■ PROBLEM DESCRIPTION: Each entry below is to be written out exactly, and the pictures are to be left out.

=== SUPPLIED MATERIAL ===

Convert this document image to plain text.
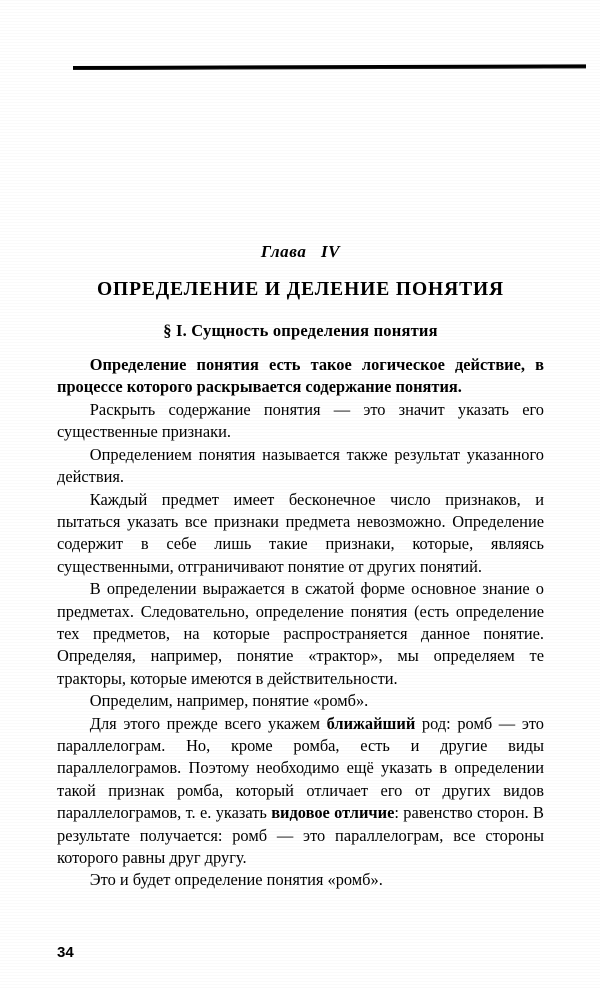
Глава IV
ОПРЕДЕЛЕНИЕ И ДЕЛЕНИЕ ПОНЯТИЯ
§ I. Сущность определения понятия

Определение понятия есть такое логическое действие, в процессе которого раскрывается содержание понятия.

Раскрыть содержание понятия — это значит указать его существенные признаки.

Определением понятия называется также результат указанного действия.

Каждый предмет имеет бесконечное число признаков, и пытаться указать все признаки предмета невозможно. Определение содержит в себе лишь такие признаки, которые, являясь существенными, отграничивают понятие от других понятий.

В определении выражается в сжатой форме основное знание о предметах. Следовательно, определение понятия (есть определение тех предметов, на которые распространяется данное понятие. Определяя, например, понятие «трактор», мы определяем те тракторы, которые имеются в действительности.

Определим, например, понятие «ромб».

Для этого прежде всего укажем ближайший род: ромб — это параллелограм. Но, кроме ромба, есть и другие виды параллелограмов. Поэтому необходимо ещё указать в определении такой признак ромба, который отличает его от других видов параллелограмов, т. е. указать видовое отличие: равенство сторон. В результате получается: ромб — это параллелограм, все стороны которого равны друг другу.

Это и будет определение понятия «ромб».

34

===

■ OUTPUT BELOW:
Convert this document image to plain text.
Глава IV
ОПРЕДЕЛЕНИЕ И ДЕЛЕНИЕ ПОНЯТИЯ
§ I. Сущность определения понятия

Определение понятия есть такое логическое действие, в процессе которого раскрывается содержание понятия.

Раскрыть содержание понятия — это значит указать его существенные признаки.

Определением понятия называется также результат указанного действия.

Каждый предмет имеет бесконечное число признаков, и пытаться указать все признаки предмета невозможно. Определение содержит в себе лишь такие признаки, которые, являясь существенными, отграничивают понятие от других понятий.

В определении выражается в сжатой форме основное знание о предметах. Следовательно, определение понятия (есть определение тех предметов, на которые распространяется данное понятие. Определяя, например, понятие «трактор», мы определяем те тракторы, которые имеются в действительности.

Определим, например, понятие «ромб».

Для этого прежде всего укажем ближайший род: ромб — это параллелограм. Но, кроме ромба, есть и другие виды параллелограмов. Поэтому необходимо ещё указать в определении такой признак ромба, который отличает его от других видов параллелограмов, т. е. указать видовое отличие: равенство сторон. В результате получается: ромб — это параллелограм, все стороны которого равны друг другу.

Это и будет определение понятия «ромб».

34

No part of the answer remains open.